Short exercise A
Starting at the top of the records and ending with the line that contains "close-icon — [744, 30, 754, 40]", turn every line into a JSON list of strings, one string per line, with blank lines left out.

Source
# Creeping Featurism in my program



## leeo (Nov 21, 2018)

My objective is to provide a tool to assist and support the BLD solve, method neutral, letter-system neutral. buffer selection neutral, any solving orientation supported. For the sake of discussion, in these examples I'll employ Speffz lettering. Here are some of the features I couldn't resist including:

(I) give a BLD reading: input: U L F R D B D U2 R' press <gen> button, read: "dfjrw:AI_BNFUWPHDm'e_Gx_##_ANVIOGX"
___(A) "dfrw:" output: this is the center facelets twist after executing the moves. Useful for verifying if your routine is "big cube" safe.
___(B) "AI_BNFUWPHDm'e_Gx" is the edges reading (sub-cubes with two stickers attached)
______(1) "AI_" denotes the end of the first edges cycle which has two elements
______(2) "BNF...HDm'e" denotes the end of an edges cycle that attaches back to the flip side of the initial cycle choice. The lower case indicates that the facelet is already encountered.
______(3) "##" is the separation between the edges and the corners. Also it shows corner-edge parity -- an even parity is denoted "##"; an odd parity is denoted "#". The odd parity is the case where you have a single corner and a single edge remaining if you solve with corner pairs and edge pairs.
______(4) "ANVIOGX" is the corners reading (sub-cubes with three stickers attached)
___(C) Support all move types including whole-cube rotations, slice moves, and double-plane moves.
input U L F M' R x D B 2Dw' U2 R' press <gen> button, read "[email protected]:AXWVBDIq'c_FH_JUpk_##_AXWe-t_BUCn+m_DI-f_Kv+p"
______(1) "@V:" shows the particular orientation of the cube after executing the routines. Read color of the U center face and the F center face, and consider the colors of these centermost pieces as an edge piece. "@V:" shows that the U and F colors denotes and edge cubie that has edge V_ as its home position. The "unrotated" position by this system would be denoted "@C:", but in that case, it is not displayed. The BLD reading is not changed by a cube orientation change.
_____(2) "JUpk" shows a flipped attachment of a edge cycle with two elements.
_____(3) AXWe-t shows a twist attachment of a corner cycle with three elements. The twist attachment can be clockwise "+" or anti-clockwise "-".
___(D) Support conjugate and commutator notation: input "[U' : [ R F R', B2 ]]", read "(#_BWV) U' R F R' B2 R F' R' B2 U"
_____(1) small readings, or sequences that have a simple BLD reading, are included in parenthesis before the actual generated move
_____(2) [ U' : [ R : F, B2 ]] also works, since ":" binds before ",".
_____(3) When the ";" was deprecated, I replaced it with "::", which is ":", but with the lowest binding preference. Seems intuitive to me. so [ U' :: R F R', B2 ] also works.

Short exercise B
In the forum post about the BLD solving program, what three things does the author say the tool is meant to be neutral with respect to?

Records shown
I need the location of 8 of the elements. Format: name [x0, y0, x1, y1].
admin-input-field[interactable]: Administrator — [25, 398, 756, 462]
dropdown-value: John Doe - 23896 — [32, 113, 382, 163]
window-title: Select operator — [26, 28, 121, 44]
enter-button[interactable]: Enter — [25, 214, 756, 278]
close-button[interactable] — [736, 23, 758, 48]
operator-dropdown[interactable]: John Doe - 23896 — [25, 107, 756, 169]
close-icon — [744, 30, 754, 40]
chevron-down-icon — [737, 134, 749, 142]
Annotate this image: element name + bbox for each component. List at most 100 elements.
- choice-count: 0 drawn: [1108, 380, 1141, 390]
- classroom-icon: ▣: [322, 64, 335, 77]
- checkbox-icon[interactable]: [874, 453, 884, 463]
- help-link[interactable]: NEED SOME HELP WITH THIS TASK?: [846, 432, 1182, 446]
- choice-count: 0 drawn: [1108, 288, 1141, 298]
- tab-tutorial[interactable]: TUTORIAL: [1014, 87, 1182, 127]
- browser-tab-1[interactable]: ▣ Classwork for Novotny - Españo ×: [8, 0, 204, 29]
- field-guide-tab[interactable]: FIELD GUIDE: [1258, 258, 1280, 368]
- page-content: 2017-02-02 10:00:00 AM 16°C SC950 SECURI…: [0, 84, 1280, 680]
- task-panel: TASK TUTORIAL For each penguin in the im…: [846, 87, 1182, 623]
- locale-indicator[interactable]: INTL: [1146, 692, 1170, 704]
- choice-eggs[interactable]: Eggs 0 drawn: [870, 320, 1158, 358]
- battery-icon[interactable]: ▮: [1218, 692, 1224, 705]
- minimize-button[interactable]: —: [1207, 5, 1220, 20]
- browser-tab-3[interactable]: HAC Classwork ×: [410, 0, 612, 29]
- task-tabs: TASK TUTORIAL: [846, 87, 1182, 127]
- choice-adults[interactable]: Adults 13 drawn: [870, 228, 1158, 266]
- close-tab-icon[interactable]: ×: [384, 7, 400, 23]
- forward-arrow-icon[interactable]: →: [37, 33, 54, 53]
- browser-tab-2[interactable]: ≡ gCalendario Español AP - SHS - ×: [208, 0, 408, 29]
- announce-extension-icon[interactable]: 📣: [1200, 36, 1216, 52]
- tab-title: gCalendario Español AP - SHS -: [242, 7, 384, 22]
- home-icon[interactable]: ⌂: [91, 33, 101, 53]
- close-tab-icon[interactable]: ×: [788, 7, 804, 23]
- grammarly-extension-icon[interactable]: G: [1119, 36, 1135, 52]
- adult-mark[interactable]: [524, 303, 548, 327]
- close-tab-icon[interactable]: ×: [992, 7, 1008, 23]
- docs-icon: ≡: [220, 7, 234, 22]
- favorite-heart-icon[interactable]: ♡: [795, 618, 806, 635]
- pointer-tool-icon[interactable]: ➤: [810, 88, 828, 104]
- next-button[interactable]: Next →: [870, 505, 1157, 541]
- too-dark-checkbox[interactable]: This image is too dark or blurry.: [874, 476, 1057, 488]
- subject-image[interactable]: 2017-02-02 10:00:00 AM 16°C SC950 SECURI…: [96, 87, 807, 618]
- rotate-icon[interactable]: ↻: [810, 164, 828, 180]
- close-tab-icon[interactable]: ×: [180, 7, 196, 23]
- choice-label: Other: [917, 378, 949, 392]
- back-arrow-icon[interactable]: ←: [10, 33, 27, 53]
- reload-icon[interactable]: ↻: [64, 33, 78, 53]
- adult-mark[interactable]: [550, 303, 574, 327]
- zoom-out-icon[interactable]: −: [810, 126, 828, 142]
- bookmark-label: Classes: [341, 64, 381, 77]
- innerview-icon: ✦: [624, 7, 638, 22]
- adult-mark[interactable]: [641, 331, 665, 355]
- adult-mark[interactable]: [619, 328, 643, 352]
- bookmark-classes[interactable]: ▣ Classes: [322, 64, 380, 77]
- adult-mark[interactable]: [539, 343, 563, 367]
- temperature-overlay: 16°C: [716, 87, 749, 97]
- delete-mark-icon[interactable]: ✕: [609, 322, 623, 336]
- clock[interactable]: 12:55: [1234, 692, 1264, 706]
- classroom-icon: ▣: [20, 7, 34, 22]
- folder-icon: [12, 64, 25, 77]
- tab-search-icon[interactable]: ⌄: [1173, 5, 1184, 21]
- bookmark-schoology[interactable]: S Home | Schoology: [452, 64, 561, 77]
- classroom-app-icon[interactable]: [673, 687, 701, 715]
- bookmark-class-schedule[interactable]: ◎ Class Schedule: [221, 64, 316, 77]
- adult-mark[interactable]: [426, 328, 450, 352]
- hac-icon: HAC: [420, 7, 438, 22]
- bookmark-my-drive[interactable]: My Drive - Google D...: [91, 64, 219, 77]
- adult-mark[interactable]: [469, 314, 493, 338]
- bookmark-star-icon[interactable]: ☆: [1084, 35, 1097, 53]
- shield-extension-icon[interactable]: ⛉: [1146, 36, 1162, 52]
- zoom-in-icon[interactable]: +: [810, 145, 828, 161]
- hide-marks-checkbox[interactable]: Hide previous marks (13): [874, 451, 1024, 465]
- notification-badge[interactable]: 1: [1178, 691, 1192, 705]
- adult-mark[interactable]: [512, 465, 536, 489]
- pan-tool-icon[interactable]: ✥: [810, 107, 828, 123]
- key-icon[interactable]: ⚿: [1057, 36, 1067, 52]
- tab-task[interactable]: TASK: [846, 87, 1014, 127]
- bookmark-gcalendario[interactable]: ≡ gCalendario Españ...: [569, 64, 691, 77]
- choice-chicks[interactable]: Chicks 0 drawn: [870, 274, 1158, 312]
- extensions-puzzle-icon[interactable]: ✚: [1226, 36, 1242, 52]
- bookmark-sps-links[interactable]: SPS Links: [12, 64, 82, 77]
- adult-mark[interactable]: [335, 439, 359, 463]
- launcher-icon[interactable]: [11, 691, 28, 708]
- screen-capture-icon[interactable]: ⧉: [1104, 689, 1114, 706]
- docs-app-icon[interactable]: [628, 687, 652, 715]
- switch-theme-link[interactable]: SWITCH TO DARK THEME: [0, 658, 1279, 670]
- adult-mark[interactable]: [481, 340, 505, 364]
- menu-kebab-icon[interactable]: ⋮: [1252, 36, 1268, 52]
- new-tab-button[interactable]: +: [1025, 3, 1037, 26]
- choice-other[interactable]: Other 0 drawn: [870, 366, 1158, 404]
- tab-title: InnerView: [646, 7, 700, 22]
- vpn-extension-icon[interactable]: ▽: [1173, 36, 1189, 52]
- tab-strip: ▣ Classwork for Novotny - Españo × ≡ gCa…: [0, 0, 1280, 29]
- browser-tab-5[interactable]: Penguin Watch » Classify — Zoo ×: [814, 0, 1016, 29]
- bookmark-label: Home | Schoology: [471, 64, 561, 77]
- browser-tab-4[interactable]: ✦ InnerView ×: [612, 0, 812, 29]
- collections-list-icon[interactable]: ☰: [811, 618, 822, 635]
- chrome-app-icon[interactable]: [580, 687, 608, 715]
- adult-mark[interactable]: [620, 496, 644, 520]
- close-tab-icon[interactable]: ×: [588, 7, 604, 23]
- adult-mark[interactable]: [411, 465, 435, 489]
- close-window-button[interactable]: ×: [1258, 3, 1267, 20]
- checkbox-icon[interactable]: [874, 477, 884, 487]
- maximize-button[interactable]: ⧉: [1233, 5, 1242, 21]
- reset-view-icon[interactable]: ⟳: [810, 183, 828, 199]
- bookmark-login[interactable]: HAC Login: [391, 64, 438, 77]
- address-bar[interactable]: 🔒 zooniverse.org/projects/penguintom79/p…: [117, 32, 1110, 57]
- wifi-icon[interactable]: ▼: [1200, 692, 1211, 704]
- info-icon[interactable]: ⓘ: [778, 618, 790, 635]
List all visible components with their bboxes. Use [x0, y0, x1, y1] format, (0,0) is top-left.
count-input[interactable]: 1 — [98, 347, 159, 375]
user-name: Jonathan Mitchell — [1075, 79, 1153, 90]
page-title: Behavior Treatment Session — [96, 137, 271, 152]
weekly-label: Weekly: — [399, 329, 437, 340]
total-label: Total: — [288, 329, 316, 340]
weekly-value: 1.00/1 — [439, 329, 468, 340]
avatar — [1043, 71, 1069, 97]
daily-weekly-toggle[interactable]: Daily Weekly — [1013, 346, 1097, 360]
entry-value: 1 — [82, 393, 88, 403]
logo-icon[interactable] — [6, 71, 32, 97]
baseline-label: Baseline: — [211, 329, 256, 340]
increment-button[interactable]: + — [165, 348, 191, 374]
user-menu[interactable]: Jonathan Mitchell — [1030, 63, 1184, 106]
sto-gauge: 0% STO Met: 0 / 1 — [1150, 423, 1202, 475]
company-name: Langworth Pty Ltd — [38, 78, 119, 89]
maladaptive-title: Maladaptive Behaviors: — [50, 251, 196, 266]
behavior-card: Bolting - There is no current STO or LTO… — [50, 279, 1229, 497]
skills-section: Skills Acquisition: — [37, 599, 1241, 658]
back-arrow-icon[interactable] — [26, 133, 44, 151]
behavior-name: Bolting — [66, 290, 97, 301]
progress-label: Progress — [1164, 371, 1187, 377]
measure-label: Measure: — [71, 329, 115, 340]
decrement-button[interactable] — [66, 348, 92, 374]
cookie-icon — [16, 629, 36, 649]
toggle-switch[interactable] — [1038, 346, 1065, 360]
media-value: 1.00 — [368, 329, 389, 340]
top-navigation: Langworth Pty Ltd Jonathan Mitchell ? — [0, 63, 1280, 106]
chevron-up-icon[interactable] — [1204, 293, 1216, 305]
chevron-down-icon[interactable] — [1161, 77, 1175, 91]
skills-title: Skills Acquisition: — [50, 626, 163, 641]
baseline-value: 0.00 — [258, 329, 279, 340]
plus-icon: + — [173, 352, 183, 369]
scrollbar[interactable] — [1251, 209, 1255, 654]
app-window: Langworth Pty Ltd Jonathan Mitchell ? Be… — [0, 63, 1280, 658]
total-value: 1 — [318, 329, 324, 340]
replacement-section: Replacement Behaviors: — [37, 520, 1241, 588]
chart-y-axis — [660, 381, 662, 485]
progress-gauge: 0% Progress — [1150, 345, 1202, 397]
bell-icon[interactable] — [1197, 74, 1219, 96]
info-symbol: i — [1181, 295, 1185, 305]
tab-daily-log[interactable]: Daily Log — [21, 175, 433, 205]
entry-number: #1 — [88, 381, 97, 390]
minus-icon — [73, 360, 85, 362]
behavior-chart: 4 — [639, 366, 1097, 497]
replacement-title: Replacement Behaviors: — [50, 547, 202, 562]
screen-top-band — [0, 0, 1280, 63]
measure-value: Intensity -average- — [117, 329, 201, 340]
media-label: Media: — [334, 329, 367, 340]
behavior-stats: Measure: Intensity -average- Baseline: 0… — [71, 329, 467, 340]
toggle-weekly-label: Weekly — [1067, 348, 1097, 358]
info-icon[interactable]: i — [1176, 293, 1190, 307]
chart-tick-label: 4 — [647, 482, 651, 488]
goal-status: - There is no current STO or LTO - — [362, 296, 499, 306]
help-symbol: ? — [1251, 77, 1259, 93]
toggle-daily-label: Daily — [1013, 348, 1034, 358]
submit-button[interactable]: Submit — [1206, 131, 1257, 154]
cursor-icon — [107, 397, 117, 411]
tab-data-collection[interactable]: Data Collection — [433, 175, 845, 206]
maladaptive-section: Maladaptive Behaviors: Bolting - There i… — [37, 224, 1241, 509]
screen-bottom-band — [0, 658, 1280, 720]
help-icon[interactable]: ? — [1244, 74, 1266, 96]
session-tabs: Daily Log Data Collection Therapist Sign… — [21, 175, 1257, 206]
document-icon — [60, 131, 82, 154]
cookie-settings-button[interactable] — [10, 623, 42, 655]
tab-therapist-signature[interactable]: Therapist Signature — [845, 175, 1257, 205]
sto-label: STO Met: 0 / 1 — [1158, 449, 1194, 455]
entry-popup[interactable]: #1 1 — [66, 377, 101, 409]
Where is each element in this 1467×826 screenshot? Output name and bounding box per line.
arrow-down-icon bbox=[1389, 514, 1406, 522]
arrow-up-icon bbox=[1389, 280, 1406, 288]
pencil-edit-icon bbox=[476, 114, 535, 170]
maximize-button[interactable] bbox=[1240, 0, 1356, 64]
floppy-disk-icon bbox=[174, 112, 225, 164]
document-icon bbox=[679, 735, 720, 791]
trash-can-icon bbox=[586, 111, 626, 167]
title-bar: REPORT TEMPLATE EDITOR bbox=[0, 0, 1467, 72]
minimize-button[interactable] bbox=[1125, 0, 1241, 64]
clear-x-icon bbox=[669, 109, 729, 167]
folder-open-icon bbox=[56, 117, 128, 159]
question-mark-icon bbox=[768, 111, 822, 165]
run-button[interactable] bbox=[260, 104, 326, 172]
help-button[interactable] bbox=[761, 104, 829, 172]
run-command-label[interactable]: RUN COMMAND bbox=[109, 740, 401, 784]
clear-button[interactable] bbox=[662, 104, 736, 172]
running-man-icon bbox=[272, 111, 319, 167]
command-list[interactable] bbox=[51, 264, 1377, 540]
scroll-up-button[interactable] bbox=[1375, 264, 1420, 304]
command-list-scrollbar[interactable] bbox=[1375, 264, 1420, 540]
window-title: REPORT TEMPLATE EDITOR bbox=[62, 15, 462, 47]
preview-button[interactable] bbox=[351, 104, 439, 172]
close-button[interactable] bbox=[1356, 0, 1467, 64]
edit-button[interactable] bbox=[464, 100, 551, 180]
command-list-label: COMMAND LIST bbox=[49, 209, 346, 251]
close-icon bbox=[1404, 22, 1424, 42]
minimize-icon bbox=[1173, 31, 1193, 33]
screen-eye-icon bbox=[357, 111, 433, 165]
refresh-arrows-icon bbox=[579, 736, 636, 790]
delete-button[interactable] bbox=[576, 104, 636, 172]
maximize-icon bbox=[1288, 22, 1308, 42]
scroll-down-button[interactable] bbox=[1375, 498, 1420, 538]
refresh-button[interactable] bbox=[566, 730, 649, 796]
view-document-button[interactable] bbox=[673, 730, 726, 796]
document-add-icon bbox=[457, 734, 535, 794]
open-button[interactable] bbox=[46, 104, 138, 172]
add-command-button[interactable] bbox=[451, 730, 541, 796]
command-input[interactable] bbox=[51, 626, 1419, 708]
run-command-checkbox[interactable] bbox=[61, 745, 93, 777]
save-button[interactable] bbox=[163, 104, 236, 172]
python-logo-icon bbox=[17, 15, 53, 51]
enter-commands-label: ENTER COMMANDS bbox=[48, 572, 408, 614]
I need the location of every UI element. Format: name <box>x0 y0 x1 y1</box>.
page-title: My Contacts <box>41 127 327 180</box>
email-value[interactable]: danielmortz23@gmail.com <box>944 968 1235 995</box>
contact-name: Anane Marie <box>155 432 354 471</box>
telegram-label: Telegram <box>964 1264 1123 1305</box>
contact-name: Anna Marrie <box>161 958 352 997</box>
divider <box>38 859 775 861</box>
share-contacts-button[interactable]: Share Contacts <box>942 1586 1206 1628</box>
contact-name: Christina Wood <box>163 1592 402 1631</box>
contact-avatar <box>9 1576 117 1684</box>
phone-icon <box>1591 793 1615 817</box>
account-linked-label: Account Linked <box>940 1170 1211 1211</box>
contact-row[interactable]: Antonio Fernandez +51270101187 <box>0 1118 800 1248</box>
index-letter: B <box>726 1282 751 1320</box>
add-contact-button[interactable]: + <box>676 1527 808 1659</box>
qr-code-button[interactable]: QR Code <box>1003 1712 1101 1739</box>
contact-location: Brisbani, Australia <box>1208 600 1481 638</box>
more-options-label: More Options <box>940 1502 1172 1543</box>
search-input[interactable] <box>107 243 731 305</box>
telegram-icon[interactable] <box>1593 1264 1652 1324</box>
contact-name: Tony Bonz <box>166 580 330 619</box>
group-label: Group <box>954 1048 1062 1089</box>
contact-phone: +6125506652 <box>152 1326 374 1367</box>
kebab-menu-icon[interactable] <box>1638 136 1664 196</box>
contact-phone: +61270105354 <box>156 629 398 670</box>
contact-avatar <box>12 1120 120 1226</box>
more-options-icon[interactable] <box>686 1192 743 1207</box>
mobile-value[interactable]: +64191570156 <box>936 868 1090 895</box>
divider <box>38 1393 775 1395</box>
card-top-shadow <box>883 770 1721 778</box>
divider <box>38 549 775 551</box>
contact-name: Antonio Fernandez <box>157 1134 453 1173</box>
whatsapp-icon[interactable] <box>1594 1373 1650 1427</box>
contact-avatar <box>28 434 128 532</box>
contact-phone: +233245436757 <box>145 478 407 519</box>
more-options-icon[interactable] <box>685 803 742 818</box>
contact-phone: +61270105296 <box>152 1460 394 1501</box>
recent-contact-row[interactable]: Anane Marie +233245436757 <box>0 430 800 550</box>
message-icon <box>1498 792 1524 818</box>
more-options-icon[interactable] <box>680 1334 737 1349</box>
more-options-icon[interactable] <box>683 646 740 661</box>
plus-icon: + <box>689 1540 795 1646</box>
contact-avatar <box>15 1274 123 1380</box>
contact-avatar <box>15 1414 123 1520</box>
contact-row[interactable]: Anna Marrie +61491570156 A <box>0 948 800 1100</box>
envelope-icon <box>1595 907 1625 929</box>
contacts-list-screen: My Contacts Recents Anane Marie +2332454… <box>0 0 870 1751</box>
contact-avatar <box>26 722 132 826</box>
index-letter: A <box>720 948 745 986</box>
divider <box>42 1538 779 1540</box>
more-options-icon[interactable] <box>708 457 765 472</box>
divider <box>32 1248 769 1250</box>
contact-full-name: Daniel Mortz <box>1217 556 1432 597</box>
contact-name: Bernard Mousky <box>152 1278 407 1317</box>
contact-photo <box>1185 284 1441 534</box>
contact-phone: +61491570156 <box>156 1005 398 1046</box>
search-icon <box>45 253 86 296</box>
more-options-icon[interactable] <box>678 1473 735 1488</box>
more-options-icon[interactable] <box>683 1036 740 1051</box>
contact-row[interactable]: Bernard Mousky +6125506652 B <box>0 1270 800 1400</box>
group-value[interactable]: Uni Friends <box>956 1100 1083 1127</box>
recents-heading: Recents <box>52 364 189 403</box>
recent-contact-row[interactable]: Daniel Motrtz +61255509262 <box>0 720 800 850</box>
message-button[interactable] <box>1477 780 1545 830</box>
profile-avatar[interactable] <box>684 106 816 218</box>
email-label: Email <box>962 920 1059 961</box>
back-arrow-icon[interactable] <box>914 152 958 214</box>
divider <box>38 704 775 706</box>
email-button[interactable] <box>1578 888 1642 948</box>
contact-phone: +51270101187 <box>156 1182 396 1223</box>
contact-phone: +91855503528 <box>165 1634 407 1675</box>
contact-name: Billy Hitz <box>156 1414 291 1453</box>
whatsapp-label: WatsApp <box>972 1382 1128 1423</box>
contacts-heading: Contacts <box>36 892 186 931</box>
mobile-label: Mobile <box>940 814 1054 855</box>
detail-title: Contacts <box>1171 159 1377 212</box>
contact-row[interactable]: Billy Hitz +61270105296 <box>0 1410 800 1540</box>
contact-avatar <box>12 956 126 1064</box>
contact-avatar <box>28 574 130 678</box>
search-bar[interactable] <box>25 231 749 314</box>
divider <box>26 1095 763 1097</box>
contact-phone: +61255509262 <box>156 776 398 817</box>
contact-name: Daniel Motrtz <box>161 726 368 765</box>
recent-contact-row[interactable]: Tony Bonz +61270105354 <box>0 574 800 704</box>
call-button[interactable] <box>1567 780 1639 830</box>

Full solution A
[
  "I need the location of 8 of the elements. Format: name [x0, y0, x1, y1].",
  "admin-input-field[interactable]: Administrator — [25, 398, 756, 462]",
  "dropdown-value: John Doe - 23896 — [32, 113, 382, 163]",
  "window-title: Select operator — [26, 28, 121, 44]",
  "enter-button[interactable]: Enter — [25, 214, 756, 278]",
  "close-button[interactable] — [736, 23, 758, 48]",
  "operator-dropdown[interactable]: John Doe - 23896 — [25, 107, 756, 169]",
  "close-icon — [744, 30, 754, 40]"
]

Full solution B
1. Method
2. Letter system
3. Buffer selection